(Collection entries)
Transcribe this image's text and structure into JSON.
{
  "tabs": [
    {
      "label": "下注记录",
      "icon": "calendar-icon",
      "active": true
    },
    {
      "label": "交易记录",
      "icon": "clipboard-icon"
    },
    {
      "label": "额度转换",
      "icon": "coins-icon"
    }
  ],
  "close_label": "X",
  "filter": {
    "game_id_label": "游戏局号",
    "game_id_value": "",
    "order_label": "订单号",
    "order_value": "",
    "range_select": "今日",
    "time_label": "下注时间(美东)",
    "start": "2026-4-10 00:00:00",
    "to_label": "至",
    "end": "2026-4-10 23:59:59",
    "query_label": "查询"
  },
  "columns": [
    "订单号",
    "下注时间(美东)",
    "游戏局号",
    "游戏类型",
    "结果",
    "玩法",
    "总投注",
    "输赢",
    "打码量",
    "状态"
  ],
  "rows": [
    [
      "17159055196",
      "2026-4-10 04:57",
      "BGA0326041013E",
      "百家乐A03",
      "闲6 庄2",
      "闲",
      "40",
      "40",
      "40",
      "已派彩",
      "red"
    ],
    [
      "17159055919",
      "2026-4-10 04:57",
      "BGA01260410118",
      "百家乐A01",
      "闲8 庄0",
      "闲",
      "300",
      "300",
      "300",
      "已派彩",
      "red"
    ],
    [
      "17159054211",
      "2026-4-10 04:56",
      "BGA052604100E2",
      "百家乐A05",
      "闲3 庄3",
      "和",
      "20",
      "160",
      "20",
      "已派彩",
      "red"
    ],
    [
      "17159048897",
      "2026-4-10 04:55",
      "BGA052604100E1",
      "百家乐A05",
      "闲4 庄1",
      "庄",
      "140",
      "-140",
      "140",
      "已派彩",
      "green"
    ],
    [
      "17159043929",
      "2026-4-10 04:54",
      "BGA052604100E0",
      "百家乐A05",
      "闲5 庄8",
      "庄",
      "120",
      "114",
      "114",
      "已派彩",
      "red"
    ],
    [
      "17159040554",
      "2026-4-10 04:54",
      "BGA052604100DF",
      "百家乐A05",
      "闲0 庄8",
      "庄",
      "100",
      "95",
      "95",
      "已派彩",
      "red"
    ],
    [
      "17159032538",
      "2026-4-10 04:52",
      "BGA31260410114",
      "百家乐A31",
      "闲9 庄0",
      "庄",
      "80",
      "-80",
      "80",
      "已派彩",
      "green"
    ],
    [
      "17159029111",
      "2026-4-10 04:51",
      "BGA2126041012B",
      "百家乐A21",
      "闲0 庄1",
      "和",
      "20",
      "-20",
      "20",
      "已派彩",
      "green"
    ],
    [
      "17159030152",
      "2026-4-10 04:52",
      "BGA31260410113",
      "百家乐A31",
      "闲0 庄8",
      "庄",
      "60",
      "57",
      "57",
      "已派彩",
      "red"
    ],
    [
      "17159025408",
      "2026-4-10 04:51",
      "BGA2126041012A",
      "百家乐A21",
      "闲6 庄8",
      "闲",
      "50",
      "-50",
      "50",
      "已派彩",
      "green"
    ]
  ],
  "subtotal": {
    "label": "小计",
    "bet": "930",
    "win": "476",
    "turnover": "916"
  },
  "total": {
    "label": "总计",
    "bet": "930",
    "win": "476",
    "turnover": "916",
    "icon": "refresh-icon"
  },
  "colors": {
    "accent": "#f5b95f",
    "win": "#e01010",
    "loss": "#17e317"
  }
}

TASK DIRECTIONS :: Tally every line of the listing that holds the string "icon", then give the number by itself.

WRITTEN RESPONSE :: 4